- Directive -
Each record must be reproduced exactly as it is shown.

- Input -
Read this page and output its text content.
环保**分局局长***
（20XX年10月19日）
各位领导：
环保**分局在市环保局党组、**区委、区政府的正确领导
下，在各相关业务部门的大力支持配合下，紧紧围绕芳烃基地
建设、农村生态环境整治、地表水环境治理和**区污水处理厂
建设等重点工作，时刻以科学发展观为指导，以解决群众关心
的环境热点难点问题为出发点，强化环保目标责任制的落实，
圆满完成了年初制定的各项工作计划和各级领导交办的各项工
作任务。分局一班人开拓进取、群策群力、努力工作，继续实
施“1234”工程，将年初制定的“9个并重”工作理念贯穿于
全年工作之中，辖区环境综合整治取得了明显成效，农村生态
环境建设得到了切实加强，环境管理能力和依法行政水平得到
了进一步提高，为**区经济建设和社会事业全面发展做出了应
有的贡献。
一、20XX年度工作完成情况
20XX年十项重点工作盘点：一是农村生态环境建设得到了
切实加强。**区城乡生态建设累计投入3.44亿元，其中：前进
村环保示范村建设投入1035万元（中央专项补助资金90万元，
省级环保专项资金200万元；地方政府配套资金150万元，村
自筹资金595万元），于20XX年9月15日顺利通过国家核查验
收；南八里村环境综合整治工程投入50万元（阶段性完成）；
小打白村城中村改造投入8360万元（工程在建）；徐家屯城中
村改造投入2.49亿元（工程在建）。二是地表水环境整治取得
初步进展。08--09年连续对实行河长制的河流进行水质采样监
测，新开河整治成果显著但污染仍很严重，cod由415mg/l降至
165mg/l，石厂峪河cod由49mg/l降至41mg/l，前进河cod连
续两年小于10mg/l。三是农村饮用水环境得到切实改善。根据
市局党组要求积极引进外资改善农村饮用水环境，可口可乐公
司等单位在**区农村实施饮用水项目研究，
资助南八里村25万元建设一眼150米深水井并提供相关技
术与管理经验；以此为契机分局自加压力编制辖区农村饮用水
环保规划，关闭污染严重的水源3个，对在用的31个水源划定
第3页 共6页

- Output -
Read this page and output its text content.
环保**分局局长***
（20XX年10月19日）
各位领导：
环保**分局在市环保局党组、**区委、区政府的正确领导
下，在各相关业务部门的大力支持配合下，紧紧围绕芳烃基地
建设、农村生态环境整治、地表水环境治理和**区污水处理厂
建设等重点工作，时刻以科学发展观为指导，以解决群众关心
的环境热点难点问题为出发点，强化环保目标责任制的落实，
圆满完成了年初制定的各项工作计划和各级领导交办的各项工
作任务。分局一班人开拓进取、群策群力、努力工作，继续实
施“1234”工程，将年初制定的“9个并重”工作理念贯穿于
全年工作之中，辖区环境综合整治取得了明显成效，农村生态
环境建设得到了切实加强，环境管理能力和依法行政水平得到
了进一步提高，为**区经济建设和社会事业全面发展做出了应
有的贡献。
一、20XX年度工作完成情况
20XX年十项重点工作盘点：一是农村生态环境建设得到了
切实加强。**区城乡生态建设累计投入3.44亿元，其中：前进
村环保示范村建设投入1035万元（中央专项补助资金90万元，
省级环保专项资金200万元；地方政府配套资金150万元，村
自筹资金595万元），于20XX年9月15日顺利通过国家核查验
收；南八里村环境综合整治工程投入50万元（阶段性完成）；
小打白村城中村改造投入8360万元（工程在建）；徐家屯城中
村改造投入2.49亿元（工程在建）。二是地表水环境整治取得
初步进展。08--09年连续对实行河长制的河流进行水质采样监
测，新开河整治成果显著但污染仍很严重，cod由415mg/l降至
165mg/l，石厂峪河cod由49mg/l降至41mg/l，前进河cod连
续两年小于10mg/l。三是农村饮用水环境得到切实改善。根据
市局党组要求积极引进外资改善农村饮用水环境，可口可乐公
司等单位在**区农村实施饮用水项目研究，
资助南八里村25万元建设一眼150米深水井并提供相关技
术与管理经验；以此为契机分局自加压力编制辖区农村饮用水
环保规划，关闭污染严重的水源3个，对在用的31个水源划定
第3页 共6页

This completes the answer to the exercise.